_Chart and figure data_
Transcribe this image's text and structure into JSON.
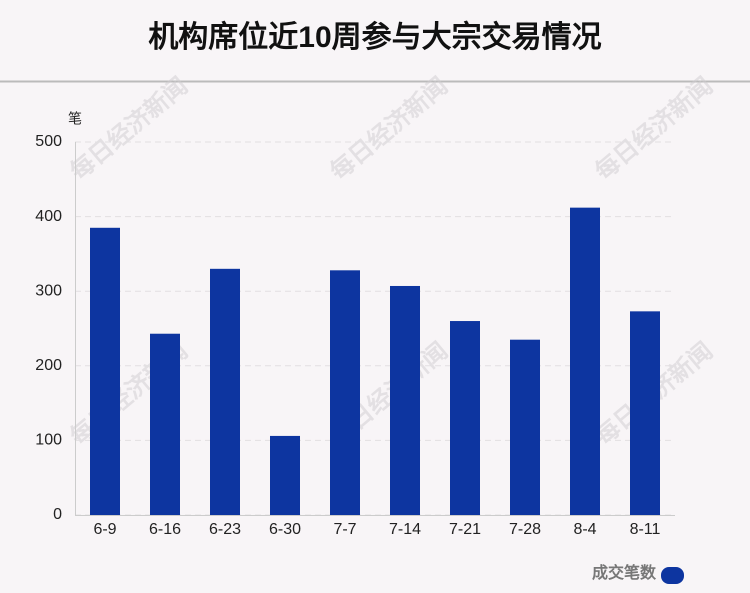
{
  "chart_data": {
    "type": "bar",
    "title": "机构席位近10周参与大宗交易情况",
    "y_label": "笔",
    "categories": [
      "6-9",
      "6-16",
      "6-23",
      "6-30",
      "7-7",
      "7-14",
      "7-21",
      "7-28",
      "8-4",
      "8-11"
    ],
    "series": [
      {
        "name": "成交笔数",
        "color": "#0d35a0",
        "values": [
          385,
          243,
          330,
          106,
          328,
          307,
          260,
          235,
          412,
          273
        ]
      }
    ],
    "ylim": [
      0,
      500
    ],
    "yticks": [
      0,
      100,
      200,
      300,
      400,
      500
    ],
    "grid": true,
    "legend": "bottom-right",
    "watermark": "每日经济新闻"
  }
}
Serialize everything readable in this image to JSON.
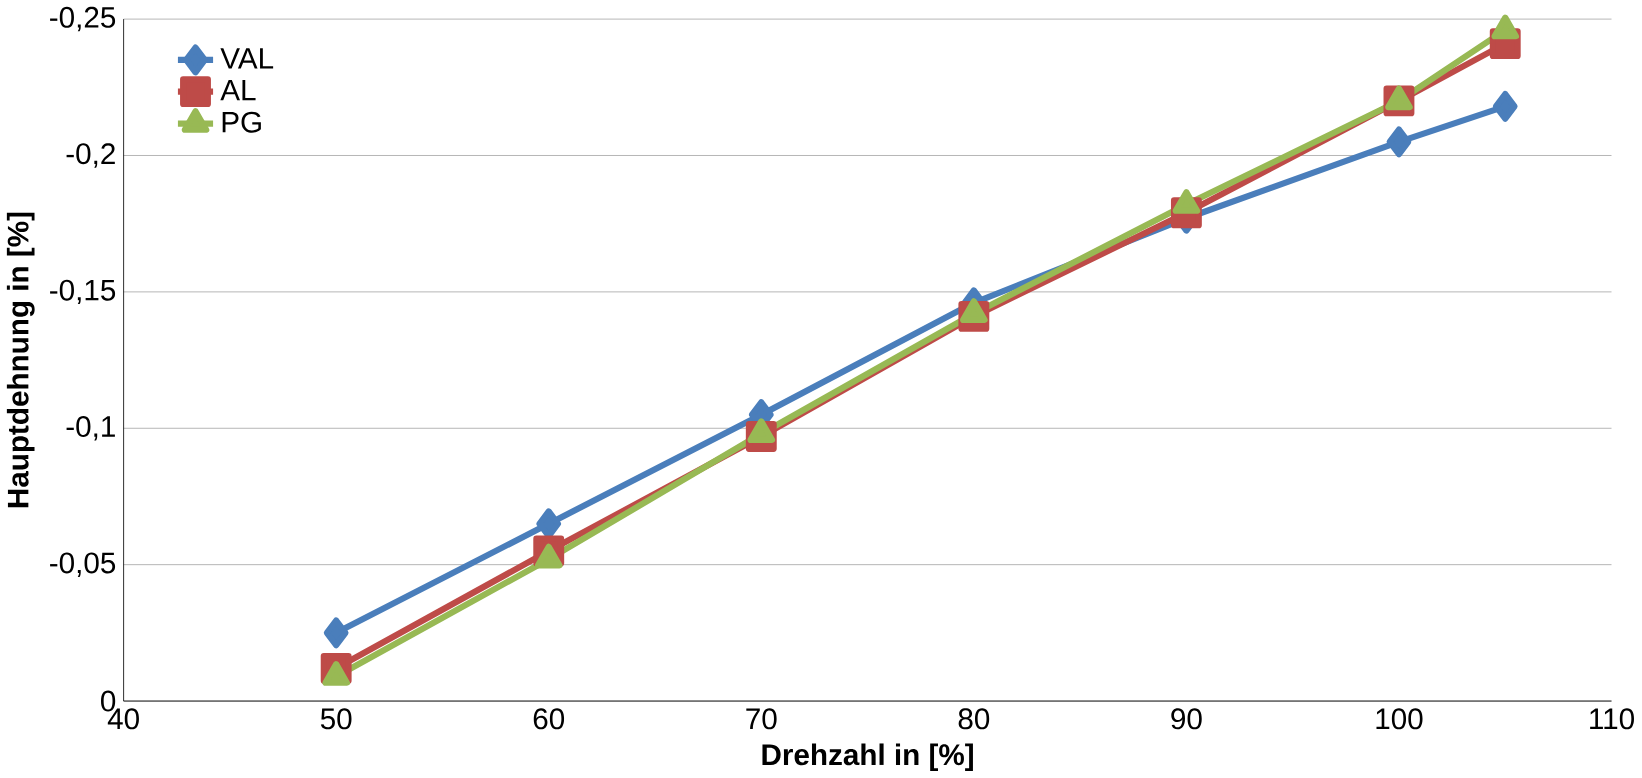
{
  "chart_data": {
    "type": "line",
    "xlabel": "Drehzahl in [%]",
    "ylabel": "Hauptdehnung in [%]",
    "x": [
      50,
      60,
      70,
      80,
      90,
      100,
      105
    ],
    "series": [
      {
        "name": "VAL",
        "color": "#4a7ebb",
        "marker": "diamond",
        "values": [
          -0.025,
          -0.065,
          -0.105,
          -0.146,
          -0.177,
          -0.205,
          -0.218
        ]
      },
      {
        "name": "AL",
        "color": "#be4b48",
        "marker": "square",
        "values": [
          -0.012,
          -0.055,
          -0.097,
          -0.141,
          -0.179,
          -0.22,
          -0.241
        ]
      },
      {
        "name": "PG",
        "color": "#98b954",
        "marker": "triangle",
        "values": [
          -0.009,
          -0.052,
          -0.098,
          -0.142,
          -0.182,
          -0.22,
          -0.246
        ]
      }
    ],
    "xlim": [
      40,
      110
    ],
    "xticks": [
      40,
      50,
      60,
      70,
      80,
      90,
      100,
      110
    ],
    "ylim": [
      0,
      -0.25
    ],
    "yticks": [
      0,
      {
        "value": -0.05,
        "label": "-0,05"
      },
      {
        "value": -0.1,
        "label": "-0,1"
      },
      {
        "value": -0.15,
        "label": "-0,15"
      },
      {
        "value": -0.2,
        "label": "-0,2"
      },
      {
        "value": -0.25,
        "label": "-0,25"
      }
    ],
    "grid": "y",
    "legend": "top left",
    "line_style": "solid"
  }
}
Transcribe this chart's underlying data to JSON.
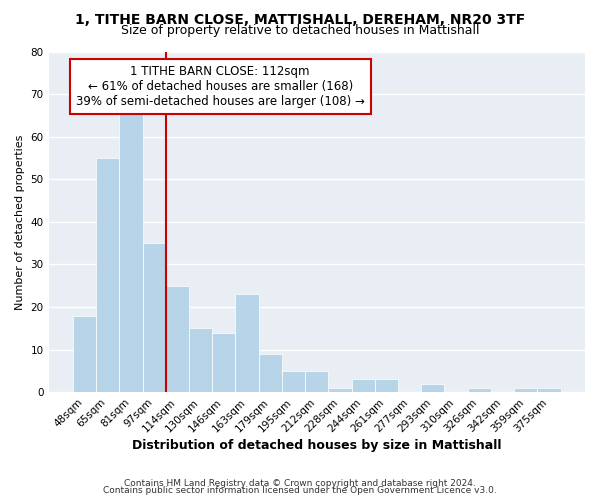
{
  "title": "1, TITHE BARN CLOSE, MATTISHALL, DEREHAM, NR20 3TF",
  "subtitle": "Size of property relative to detached houses in Mattishall",
  "xlabel": "Distribution of detached houses by size in Mattishall",
  "ylabel": "Number of detached properties",
  "bar_labels": [
    "48sqm",
    "65sqm",
    "81sqm",
    "97sqm",
    "114sqm",
    "130sqm",
    "146sqm",
    "163sqm",
    "179sqm",
    "195sqm",
    "212sqm",
    "228sqm",
    "244sqm",
    "261sqm",
    "277sqm",
    "293sqm",
    "310sqm",
    "326sqm",
    "342sqm",
    "359sqm",
    "375sqm"
  ],
  "bar_values": [
    18,
    55,
    66,
    35,
    25,
    15,
    14,
    23,
    9,
    5,
    5,
    1,
    3,
    3,
    0,
    2,
    0,
    1,
    0,
    1,
    1
  ],
  "bar_color": "#b8d4e8",
  "property_line_label": "1 TITHE BARN CLOSE: 112sqm",
  "annotation_line1": "← 61% of detached houses are smaller (168)",
  "annotation_line2": "39% of semi-detached houses are larger (108) →",
  "annotation_box_color": "#ffffff",
  "annotation_box_edge": "#cc0000",
  "property_line_color": "#cc0000",
  "property_line_x": 3.5,
  "ylim": [
    0,
    80
  ],
  "yticks": [
    0,
    10,
    20,
    30,
    40,
    50,
    60,
    70,
    80
  ],
  "footer1": "Contains HM Land Registry data © Crown copyright and database right 2024.",
  "footer2": "Contains public sector information licensed under the Open Government Licence v3.0.",
  "background_color": "#ffffff",
  "plot_background": "#e8eef4",
  "grid_color": "#ffffff",
  "title_fontsize": 10,
  "subtitle_fontsize": 9,
  "ylabel_fontsize": 8,
  "xlabel_fontsize": 9,
  "tick_fontsize": 7.5,
  "footer_fontsize": 6.5
}
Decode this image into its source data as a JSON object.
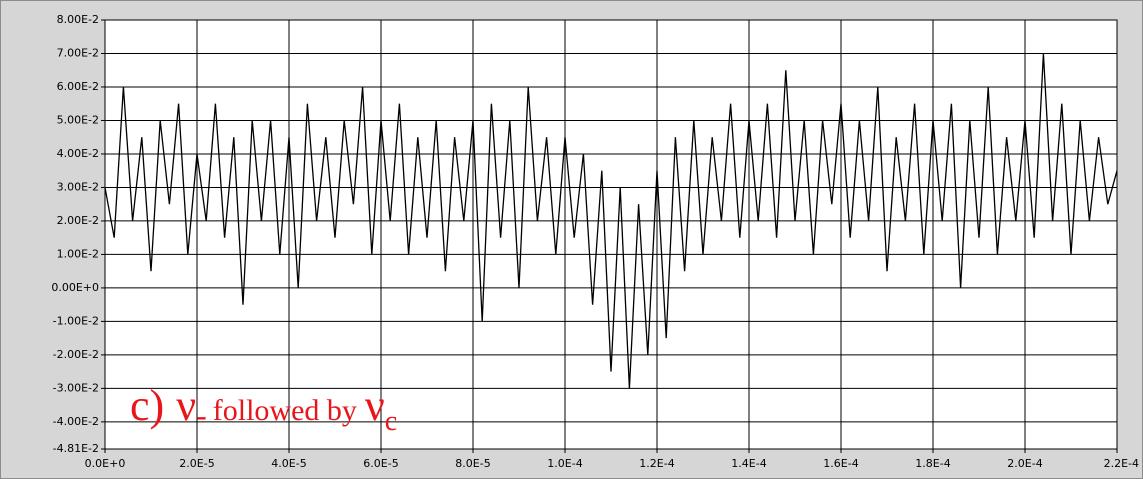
{
  "chart_data": {
    "type": "line",
    "x": [
      0,
      2e-06,
      4e-06,
      6e-06,
      8e-06,
      1e-05,
      1.2e-05,
      1.4e-05,
      1.6e-05,
      1.8e-05,
      2e-05,
      2.2e-05,
      2.4e-05,
      2.6e-05,
      2.8e-05,
      3e-05,
      3.2e-05,
      3.4e-05,
      3.6e-05,
      3.8e-05,
      4e-05,
      4.2e-05,
      4.4e-05,
      4.6e-05,
      4.8e-05,
      5e-05,
      5.2e-05,
      5.4e-05,
      5.6e-05,
      5.8e-05,
      6e-05,
      6.2e-05,
      6.4e-05,
      6.6e-05,
      6.8e-05,
      7e-05,
      7.2e-05,
      7.4e-05,
      7.6e-05,
      7.8e-05,
      8e-05,
      8.2e-05,
      8.4e-05,
      8.6e-05,
      8.8e-05,
      9e-05,
      9.2e-05,
      9.4e-05,
      9.6e-05,
      9.8e-05,
      0.0001,
      0.000102,
      0.000104,
      0.000106,
      0.000108,
      0.00011,
      0.000112,
      0.000114,
      0.000116,
      0.000118,
      0.00012,
      0.000122,
      0.000124,
      0.000126,
      0.000128,
      0.00013,
      0.000132,
      0.000134,
      0.000136,
      0.000138,
      0.00014,
      0.000142,
      0.000144,
      0.000146,
      0.000148,
      0.00015,
      0.000152,
      0.000154,
      0.000156,
      0.000158,
      0.00016,
      0.000162,
      0.000164,
      0.000166,
      0.000168,
      0.00017,
      0.000172,
      0.000174,
      0.000176,
      0.000178,
      0.00018,
      0.000182,
      0.000184,
      0.000186,
      0.000188,
      0.00019,
      0.000192,
      0.000194,
      0.000196,
      0.000198,
      0.0002,
      0.000202,
      0.000204,
      0.000206,
      0.000208,
      0.00021,
      0.000212,
      0.000214,
      0.000216,
      0.000218,
      0.00022
    ],
    "series": [
      {
        "color": "#000000",
        "values": [
          0.03,
          0.015,
          0.06,
          0.02,
          0.045,
          0.005,
          0.05,
          0.025,
          0.055,
          0.01,
          0.04,
          0.02,
          0.055,
          0.015,
          0.045,
          -0.005,
          0.05,
          0.02,
          0.05,
          0.01,
          0.045,
          0.0,
          0.055,
          0.02,
          0.045,
          0.015,
          0.05,
          0.025,
          0.06,
          0.01,
          0.05,
          0.02,
          0.055,
          0.01,
          0.045,
          0.015,
          0.05,
          0.005,
          0.045,
          0.02,
          0.05,
          -0.01,
          0.055,
          0.015,
          0.05,
          0.0,
          0.06,
          0.02,
          0.045,
          0.01,
          0.045,
          0.015,
          0.04,
          -0.005,
          0.035,
          -0.025,
          0.03,
          -0.03,
          0.025,
          -0.02,
          0.035,
          -0.015,
          0.045,
          0.005,
          0.05,
          0.01,
          0.045,
          0.02,
          0.055,
          0.015,
          0.05,
          0.02,
          0.055,
          0.015,
          0.065,
          0.02,
          0.05,
          0.01,
          0.05,
          0.025,
          0.055,
          0.015,
          0.05,
          0.02,
          0.06,
          0.005,
          0.045,
          0.02,
          0.055,
          0.01,
          0.05,
          0.02,
          0.055,
          0.0,
          0.05,
          0.015,
          0.06,
          0.01,
          0.045,
          0.02,
          0.05,
          0.015,
          0.07,
          0.02,
          0.055,
          0.01,
          0.05,
          0.02,
          0.045,
          0.025,
          0.035
        ]
      }
    ],
    "xlim": [
      0,
      0.00022
    ],
    "ylim": [
      -0.0481,
      0.08
    ],
    "xticks": [
      {
        "value": 0,
        "label": "0.0E+0"
      },
      {
        "value": 2e-05,
        "label": "2.0E-5"
      },
      {
        "value": 4e-05,
        "label": "4.0E-5"
      },
      {
        "value": 6e-05,
        "label": "6.0E-5"
      },
      {
        "value": 8e-05,
        "label": "8.0E-5"
      },
      {
        "value": 0.0001,
        "label": "1.0E-4"
      },
      {
        "value": 0.00012,
        "label": "1.2E-4"
      },
      {
        "value": 0.00014,
        "label": "1.4E-4"
      },
      {
        "value": 0.00016,
        "label": "1.6E-4"
      },
      {
        "value": 0.00018,
        "label": "1.8E-4"
      },
      {
        "value": 0.0002,
        "label": "2.0E-4"
      },
      {
        "value": 0.00022,
        "label": "2.2E-4"
      }
    ],
    "yticks": [
      {
        "value": 0.08,
        "label": "8.00E-2"
      },
      {
        "value": 0.07,
        "label": "7.00E-2"
      },
      {
        "value": 0.06,
        "label": "6.00E-2"
      },
      {
        "value": 0.05,
        "label": "5.00E-2"
      },
      {
        "value": 0.04,
        "label": "4.00E-2"
      },
      {
        "value": 0.03,
        "label": "3.00E-2"
      },
      {
        "value": 0.02,
        "label": "2.00E-2"
      },
      {
        "value": 0.01,
        "label": "1.00E-2"
      },
      {
        "value": 0,
        "label": "0.00E+0"
      },
      {
        "value": -0.01,
        "label": "-1.00E-2"
      },
      {
        "value": -0.02,
        "label": "-2.00E-2"
      },
      {
        "value": -0.03,
        "label": "-3.00E-2"
      },
      {
        "value": -0.04,
        "label": "-4.00E-2"
      },
      {
        "value": -0.0481,
        "label": "-4.81E-2"
      }
    ],
    "grid": true,
    "annotation": {
      "prefix": "c)",
      "symbol1": "ν",
      "sub1": "-",
      "middle": "followed by",
      "symbol2": "ν",
      "sub2": "c"
    }
  }
}
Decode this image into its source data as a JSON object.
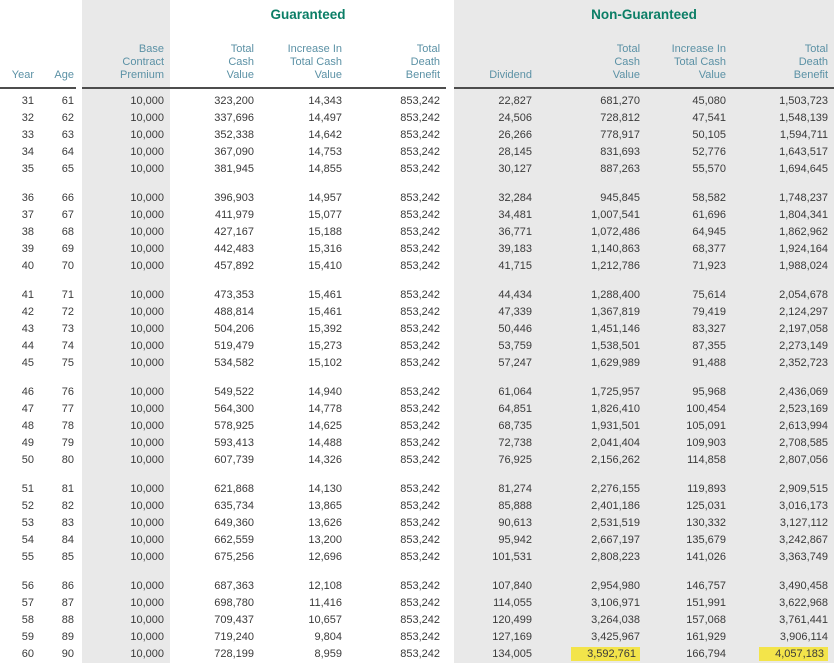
{
  "colors": {
    "section_title": "#0b7e66",
    "column_header": "#5b91a5",
    "body_text": "#3a3a3a",
    "shade_bg": "#e9e9e9",
    "rule": "#4d4d4d",
    "highlight": "#f3e44a"
  },
  "header": {
    "guaranteed": "Guaranteed",
    "non_guaranteed": "Non-Guaranteed",
    "columns": {
      "year": "Year",
      "age": "Age",
      "premium": "Base\nContract\nPremium",
      "g_total_cash_value": "Total\nCash\nValue",
      "g_increase": "Increase In\nTotal Cash\nValue",
      "g_death_benefit": "Total\nDeath\nBenefit",
      "dividend": "Dividend",
      "ng_total_cash_value": "Total\nCash\nValue",
      "ng_increase": "Increase In\nTotal Cash\nValue",
      "ng_death_benefit": "Total\nDeath\nBenefit"
    }
  },
  "group_size": 5,
  "highlighted_cells": [
    {
      "row_index": 29,
      "col_indices": [
        7,
        9
      ]
    }
  ],
  "rows": [
    [
      "31",
      "61",
      "10,000",
      "323,200",
      "14,343",
      "853,242",
      "22,827",
      "681,270",
      "45,080",
      "1,503,723"
    ],
    [
      "32",
      "62",
      "10,000",
      "337,696",
      "14,497",
      "853,242",
      "24,506",
      "728,812",
      "47,541",
      "1,548,139"
    ],
    [
      "33",
      "63",
      "10,000",
      "352,338",
      "14,642",
      "853,242",
      "26,266",
      "778,917",
      "50,105",
      "1,594,711"
    ],
    [
      "34",
      "64",
      "10,000",
      "367,090",
      "14,753",
      "853,242",
      "28,145",
      "831,693",
      "52,776",
      "1,643,517"
    ],
    [
      "35",
      "65",
      "10,000",
      "381,945",
      "14,855",
      "853,242",
      "30,127",
      "887,263",
      "55,570",
      "1,694,645"
    ],
    [
      "36",
      "66",
      "10,000",
      "396,903",
      "14,957",
      "853,242",
      "32,284",
      "945,845",
      "58,582",
      "1,748,237"
    ],
    [
      "37",
      "67",
      "10,000",
      "411,979",
      "15,077",
      "853,242",
      "34,481",
      "1,007,541",
      "61,696",
      "1,804,341"
    ],
    [
      "38",
      "68",
      "10,000",
      "427,167",
      "15,188",
      "853,242",
      "36,771",
      "1,072,486",
      "64,945",
      "1,862,962"
    ],
    [
      "39",
      "69",
      "10,000",
      "442,483",
      "15,316",
      "853,242",
      "39,183",
      "1,140,863",
      "68,377",
      "1,924,164"
    ],
    [
      "40",
      "70",
      "10,000",
      "457,892",
      "15,410",
      "853,242",
      "41,715",
      "1,212,786",
      "71,923",
      "1,988,024"
    ],
    [
      "41",
      "71",
      "10,000",
      "473,353",
      "15,461",
      "853,242",
      "44,434",
      "1,288,400",
      "75,614",
      "2,054,678"
    ],
    [
      "42",
      "72",
      "10,000",
      "488,814",
      "15,461",
      "853,242",
      "47,339",
      "1,367,819",
      "79,419",
      "2,124,297"
    ],
    [
      "43",
      "73",
      "10,000",
      "504,206",
      "15,392",
      "853,242",
      "50,446",
      "1,451,146",
      "83,327",
      "2,197,058"
    ],
    [
      "44",
      "74",
      "10,000",
      "519,479",
      "15,273",
      "853,242",
      "53,759",
      "1,538,501",
      "87,355",
      "2,273,149"
    ],
    [
      "45",
      "75",
      "10,000",
      "534,582",
      "15,102",
      "853,242",
      "57,247",
      "1,629,989",
      "91,488",
      "2,352,723"
    ],
    [
      "46",
      "76",
      "10,000",
      "549,522",
      "14,940",
      "853,242",
      "61,064",
      "1,725,957",
      "95,968",
      "2,436,069"
    ],
    [
      "47",
      "77",
      "10,000",
      "564,300",
      "14,778",
      "853,242",
      "64,851",
      "1,826,410",
      "100,454",
      "2,523,169"
    ],
    [
      "48",
      "78",
      "10,000",
      "578,925",
      "14,625",
      "853,242",
      "68,735",
      "1,931,501",
      "105,091",
      "2,613,994"
    ],
    [
      "49",
      "79",
      "10,000",
      "593,413",
      "14,488",
      "853,242",
      "72,738",
      "2,041,404",
      "109,903",
      "2,708,585"
    ],
    [
      "50",
      "80",
      "10,000",
      "607,739",
      "14,326",
      "853,242",
      "76,925",
      "2,156,262",
      "114,858",
      "2,807,056"
    ],
    [
      "51",
      "81",
      "10,000",
      "621,868",
      "14,130",
      "853,242",
      "81,274",
      "2,276,155",
      "119,893",
      "2,909,515"
    ],
    [
      "52",
      "82",
      "10,000",
      "635,734",
      "13,865",
      "853,242",
      "85,888",
      "2,401,186",
      "125,031",
      "3,016,173"
    ],
    [
      "53",
      "83",
      "10,000",
      "649,360",
      "13,626",
      "853,242",
      "90,613",
      "2,531,519",
      "130,332",
      "3,127,112"
    ],
    [
      "54",
      "84",
      "10,000",
      "662,559",
      "13,200",
      "853,242",
      "95,942",
      "2,667,197",
      "135,679",
      "3,242,867"
    ],
    [
      "55",
      "85",
      "10,000",
      "675,256",
      "12,696",
      "853,242",
      "101,531",
      "2,808,223",
      "141,026",
      "3,363,749"
    ],
    [
      "56",
      "86",
      "10,000",
      "687,363",
      "12,108",
      "853,242",
      "107,840",
      "2,954,980",
      "146,757",
      "3,490,458"
    ],
    [
      "57",
      "87",
      "10,000",
      "698,780",
      "11,416",
      "853,242",
      "114,055",
      "3,106,971",
      "151,991",
      "3,622,968"
    ],
    [
      "58",
      "88",
      "10,000",
      "709,437",
      "10,657",
      "853,242",
      "120,499",
      "3,264,038",
      "157,068",
      "3,761,441"
    ],
    [
      "59",
      "89",
      "10,000",
      "719,240",
      "9,804",
      "853,242",
      "127,169",
      "3,425,967",
      "161,929",
      "3,906,114"
    ],
    [
      "60",
      "90",
      "10,000",
      "728,199",
      "8,959",
      "853,242",
      "134,005",
      "3,592,761",
      "166,794",
      "4,057,183"
    ]
  ]
}
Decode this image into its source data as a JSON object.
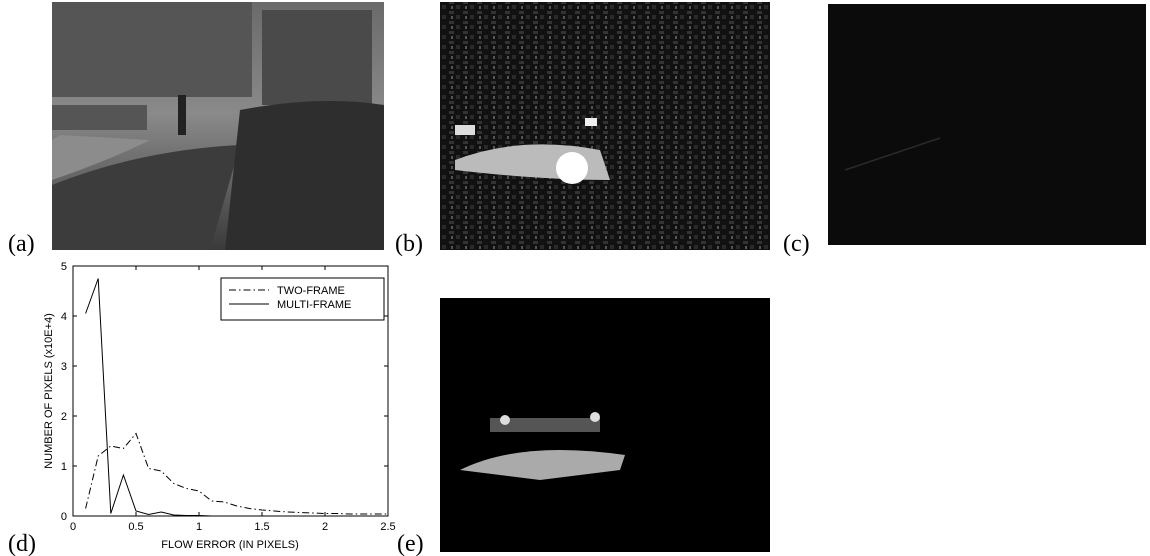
{
  "panel_labels": [
    "(a)",
    "(b)",
    "(c)",
    "(d)",
    "(e)"
  ],
  "chart_data": {
    "type": "line",
    "xlabel": "FLOW ERROR (IN PIXELS)",
    "ylabel": "NUMBER OF PIXELS (x10E+4)",
    "x": [
      0.1,
      0.2,
      0.3,
      0.4,
      0.5,
      0.6,
      0.7,
      0.8,
      0.9,
      1.0,
      1.1,
      1.2,
      1.3,
      1.4,
      1.5,
      1.6,
      1.7,
      1.8,
      1.9,
      2.0,
      2.1,
      2.2,
      2.3,
      2.4,
      2.5
    ],
    "series": [
      {
        "name": "TWO-FRAME",
        "color": "#000000",
        "style": "dash-dot",
        "values": [
          0.15,
          1.2,
          1.4,
          1.35,
          1.65,
          0.95,
          0.9,
          0.65,
          0.55,
          0.5,
          0.3,
          0.28,
          0.2,
          0.15,
          0.12,
          0.1,
          0.08,
          0.07,
          0.06,
          0.05,
          0.05,
          0.04,
          0.04,
          0.04,
          0.04
        ]
      },
      {
        "name": "MULTI-FRAME",
        "color": "#000000",
        "style": "solid",
        "values": [
          4.05,
          4.75,
          0.05,
          0.82,
          0.1,
          0.03,
          0.08,
          0.02,
          0.01,
          0.01,
          0,
          0,
          0,
          0,
          0,
          0,
          0,
          0,
          0,
          0,
          0,
          0,
          0,
          0,
          0
        ]
      }
    ],
    "xlim": [
      0,
      2.5
    ],
    "xticks": [
      0,
      0.5,
      1,
      1.5,
      2,
      2.5
    ],
    "ylim": [
      0,
      5
    ],
    "yticks": [
      0,
      1,
      2,
      3,
      4,
      5
    ],
    "legend": "upper right"
  }
}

_WHAT YOU HAVE TO DO_
Report all lines of the data above that include the string "nValue".

_SOLVED EXERCISE_
      "g_total_cash_value": "Total\nCash\nValue",
      "g_increase": "Increase In\nTotal Cash\nValue",
      "ng_total_cash_value": "Total\nCash\nValue",
      "ng_increase": "Increase In\nTotal Cash\nValue",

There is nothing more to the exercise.